(Saved entries)
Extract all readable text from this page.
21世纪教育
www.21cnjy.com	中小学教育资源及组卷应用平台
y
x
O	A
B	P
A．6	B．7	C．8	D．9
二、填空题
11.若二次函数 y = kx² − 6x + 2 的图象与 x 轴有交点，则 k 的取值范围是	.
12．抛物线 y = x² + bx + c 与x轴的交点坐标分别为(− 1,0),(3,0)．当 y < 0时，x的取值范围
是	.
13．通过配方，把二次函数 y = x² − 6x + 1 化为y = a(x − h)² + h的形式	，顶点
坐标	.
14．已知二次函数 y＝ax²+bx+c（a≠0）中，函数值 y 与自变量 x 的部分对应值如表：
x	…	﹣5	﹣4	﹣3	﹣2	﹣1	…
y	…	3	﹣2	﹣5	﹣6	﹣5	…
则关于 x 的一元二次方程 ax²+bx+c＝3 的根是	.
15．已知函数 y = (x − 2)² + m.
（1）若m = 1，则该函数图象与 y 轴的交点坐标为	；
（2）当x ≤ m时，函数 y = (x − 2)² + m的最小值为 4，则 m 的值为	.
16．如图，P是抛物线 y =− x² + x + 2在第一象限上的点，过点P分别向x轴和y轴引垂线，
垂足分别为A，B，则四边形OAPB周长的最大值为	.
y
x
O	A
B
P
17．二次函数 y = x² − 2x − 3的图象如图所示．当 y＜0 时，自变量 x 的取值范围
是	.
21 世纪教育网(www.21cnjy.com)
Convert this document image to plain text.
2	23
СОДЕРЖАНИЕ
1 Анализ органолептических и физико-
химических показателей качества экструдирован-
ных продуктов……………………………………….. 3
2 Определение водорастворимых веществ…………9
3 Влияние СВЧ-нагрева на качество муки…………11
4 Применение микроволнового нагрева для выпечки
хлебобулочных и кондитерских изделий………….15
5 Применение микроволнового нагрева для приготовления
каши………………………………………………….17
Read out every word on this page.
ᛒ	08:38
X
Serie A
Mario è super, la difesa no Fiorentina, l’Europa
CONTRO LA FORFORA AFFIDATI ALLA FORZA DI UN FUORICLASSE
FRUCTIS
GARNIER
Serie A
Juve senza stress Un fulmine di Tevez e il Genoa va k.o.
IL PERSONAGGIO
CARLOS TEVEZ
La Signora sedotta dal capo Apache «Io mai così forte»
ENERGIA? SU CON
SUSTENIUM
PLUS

# Your objective:
Retype only the lines running from the line with "Read out every word on this page." to the end of the listing, including both of those lines.

# Response:
Read out every word on this page.
ᛒ	08:38
X
Serie A
Mario è super, la difesa no Fiorentina, l’Europa
CONTRO LA FORFORA AFFIDATI ALLA FORZA DI UN FUORICLASSE
FRUCTIS
GARNIER
Serie A
Juve senza stress Un fulmine di Tevez e il Genoa va k.o.
IL PERSONAGGIO
CARLOS TEVEZ
La Signora sedotta dal capo Apache «Io mai così forte»
ENERGIA? SU CON
SUSTENIUM
PLUS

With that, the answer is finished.